**WHAT TO PRODUCE:**
Read the lines that follow and tally those with the word "أقلهم"; give the number and nothing else.

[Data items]
-- BEGIN --
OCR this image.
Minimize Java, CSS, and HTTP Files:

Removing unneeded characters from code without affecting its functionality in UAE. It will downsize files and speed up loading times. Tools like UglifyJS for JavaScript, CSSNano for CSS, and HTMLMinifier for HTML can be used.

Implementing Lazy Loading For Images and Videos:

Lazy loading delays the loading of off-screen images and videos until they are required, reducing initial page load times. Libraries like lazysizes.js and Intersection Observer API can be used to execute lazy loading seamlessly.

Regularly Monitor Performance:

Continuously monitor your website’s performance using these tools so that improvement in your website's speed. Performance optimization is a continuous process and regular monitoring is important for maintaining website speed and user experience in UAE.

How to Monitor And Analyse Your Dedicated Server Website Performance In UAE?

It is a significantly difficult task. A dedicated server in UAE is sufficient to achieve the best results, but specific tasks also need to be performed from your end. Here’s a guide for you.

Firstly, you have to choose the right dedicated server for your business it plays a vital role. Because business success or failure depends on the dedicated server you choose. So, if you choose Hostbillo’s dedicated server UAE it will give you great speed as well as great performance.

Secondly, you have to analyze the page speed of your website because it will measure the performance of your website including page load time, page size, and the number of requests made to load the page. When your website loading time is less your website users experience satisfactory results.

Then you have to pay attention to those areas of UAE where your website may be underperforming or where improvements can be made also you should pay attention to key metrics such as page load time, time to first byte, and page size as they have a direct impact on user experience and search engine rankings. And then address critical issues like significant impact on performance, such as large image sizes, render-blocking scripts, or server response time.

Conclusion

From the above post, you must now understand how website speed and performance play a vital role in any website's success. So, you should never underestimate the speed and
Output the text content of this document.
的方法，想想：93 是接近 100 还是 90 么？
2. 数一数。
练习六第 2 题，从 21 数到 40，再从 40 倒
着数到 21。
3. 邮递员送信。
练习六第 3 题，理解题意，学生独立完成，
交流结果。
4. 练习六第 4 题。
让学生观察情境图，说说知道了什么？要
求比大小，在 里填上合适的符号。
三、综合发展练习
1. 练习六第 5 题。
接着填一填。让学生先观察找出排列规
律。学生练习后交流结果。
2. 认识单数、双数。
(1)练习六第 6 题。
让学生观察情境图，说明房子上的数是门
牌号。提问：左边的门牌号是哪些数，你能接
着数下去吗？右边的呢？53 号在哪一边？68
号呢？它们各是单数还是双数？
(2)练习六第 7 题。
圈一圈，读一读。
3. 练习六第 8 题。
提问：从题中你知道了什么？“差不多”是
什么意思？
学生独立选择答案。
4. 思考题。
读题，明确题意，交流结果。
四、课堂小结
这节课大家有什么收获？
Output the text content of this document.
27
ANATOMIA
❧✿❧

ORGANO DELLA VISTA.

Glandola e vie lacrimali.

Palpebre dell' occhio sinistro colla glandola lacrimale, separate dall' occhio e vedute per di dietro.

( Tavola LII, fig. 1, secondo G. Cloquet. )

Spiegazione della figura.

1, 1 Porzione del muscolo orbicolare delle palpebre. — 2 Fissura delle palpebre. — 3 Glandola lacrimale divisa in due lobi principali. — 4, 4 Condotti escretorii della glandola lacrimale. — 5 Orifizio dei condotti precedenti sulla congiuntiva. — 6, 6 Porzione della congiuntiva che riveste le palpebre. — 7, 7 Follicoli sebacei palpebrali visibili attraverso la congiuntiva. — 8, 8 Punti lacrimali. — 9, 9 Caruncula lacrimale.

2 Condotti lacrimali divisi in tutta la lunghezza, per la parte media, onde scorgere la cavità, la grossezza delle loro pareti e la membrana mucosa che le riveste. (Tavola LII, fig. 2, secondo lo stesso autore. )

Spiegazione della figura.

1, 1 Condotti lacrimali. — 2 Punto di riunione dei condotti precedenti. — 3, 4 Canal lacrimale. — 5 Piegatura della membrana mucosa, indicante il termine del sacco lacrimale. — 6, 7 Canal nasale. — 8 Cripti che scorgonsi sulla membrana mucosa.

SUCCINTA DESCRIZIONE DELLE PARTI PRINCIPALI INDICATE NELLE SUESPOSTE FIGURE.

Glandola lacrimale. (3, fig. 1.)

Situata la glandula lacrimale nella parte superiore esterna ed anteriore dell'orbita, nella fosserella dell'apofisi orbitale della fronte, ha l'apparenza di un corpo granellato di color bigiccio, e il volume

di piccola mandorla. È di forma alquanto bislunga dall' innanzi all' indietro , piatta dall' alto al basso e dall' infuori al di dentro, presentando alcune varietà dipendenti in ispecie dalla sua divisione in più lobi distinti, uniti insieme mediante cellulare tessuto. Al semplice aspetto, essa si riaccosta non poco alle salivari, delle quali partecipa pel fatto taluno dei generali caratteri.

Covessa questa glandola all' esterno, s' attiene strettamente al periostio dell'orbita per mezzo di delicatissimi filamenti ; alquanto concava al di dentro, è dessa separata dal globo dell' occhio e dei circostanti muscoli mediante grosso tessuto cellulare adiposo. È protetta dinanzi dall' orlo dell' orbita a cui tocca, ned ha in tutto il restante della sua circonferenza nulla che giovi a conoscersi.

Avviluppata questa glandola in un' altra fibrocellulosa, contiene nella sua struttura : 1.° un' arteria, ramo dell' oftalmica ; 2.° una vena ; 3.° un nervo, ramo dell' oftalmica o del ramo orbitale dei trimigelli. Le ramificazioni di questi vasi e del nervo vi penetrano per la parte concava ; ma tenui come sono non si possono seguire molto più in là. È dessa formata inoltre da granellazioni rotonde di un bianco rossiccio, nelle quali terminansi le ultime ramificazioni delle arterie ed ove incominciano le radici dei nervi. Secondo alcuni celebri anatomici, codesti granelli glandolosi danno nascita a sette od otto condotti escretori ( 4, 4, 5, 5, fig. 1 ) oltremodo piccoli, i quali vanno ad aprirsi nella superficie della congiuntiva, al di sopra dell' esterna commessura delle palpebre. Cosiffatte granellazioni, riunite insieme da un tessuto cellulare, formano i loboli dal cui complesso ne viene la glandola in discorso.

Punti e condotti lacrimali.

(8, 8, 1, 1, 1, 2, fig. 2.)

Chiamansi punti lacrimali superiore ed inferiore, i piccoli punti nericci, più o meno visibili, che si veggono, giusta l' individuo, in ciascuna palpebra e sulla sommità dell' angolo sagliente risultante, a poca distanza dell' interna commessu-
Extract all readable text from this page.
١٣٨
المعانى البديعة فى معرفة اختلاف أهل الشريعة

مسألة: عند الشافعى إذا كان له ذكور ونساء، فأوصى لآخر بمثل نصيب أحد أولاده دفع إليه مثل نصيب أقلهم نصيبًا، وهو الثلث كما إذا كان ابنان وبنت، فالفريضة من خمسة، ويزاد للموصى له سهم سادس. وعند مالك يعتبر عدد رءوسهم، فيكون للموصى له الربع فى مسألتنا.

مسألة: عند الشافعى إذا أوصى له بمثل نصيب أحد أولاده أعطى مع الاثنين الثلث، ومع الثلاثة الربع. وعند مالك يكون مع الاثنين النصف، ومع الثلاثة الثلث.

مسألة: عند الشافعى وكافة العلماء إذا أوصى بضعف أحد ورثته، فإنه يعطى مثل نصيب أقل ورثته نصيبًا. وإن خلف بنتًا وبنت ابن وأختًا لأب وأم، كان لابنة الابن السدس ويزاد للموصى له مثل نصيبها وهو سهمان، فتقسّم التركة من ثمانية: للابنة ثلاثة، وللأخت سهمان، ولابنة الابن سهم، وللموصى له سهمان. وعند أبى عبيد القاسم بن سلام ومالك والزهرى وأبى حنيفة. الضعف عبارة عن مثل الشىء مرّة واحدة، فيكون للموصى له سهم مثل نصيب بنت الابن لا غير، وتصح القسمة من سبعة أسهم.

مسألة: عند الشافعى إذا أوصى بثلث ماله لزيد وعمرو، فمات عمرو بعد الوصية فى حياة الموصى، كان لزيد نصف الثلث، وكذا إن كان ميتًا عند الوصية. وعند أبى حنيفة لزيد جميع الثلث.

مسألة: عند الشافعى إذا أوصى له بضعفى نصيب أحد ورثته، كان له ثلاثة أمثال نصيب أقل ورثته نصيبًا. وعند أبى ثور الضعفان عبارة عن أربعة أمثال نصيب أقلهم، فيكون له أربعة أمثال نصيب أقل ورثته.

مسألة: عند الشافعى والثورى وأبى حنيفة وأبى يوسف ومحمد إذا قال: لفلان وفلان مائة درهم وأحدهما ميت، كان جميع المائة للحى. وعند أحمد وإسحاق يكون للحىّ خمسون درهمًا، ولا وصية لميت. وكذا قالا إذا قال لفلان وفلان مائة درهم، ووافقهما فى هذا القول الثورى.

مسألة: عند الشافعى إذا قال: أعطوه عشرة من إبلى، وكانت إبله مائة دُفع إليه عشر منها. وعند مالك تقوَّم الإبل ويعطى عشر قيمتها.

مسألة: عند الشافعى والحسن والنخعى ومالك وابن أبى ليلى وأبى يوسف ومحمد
-- END --
**OUTPUT FOR THIS EXERCISE:**
2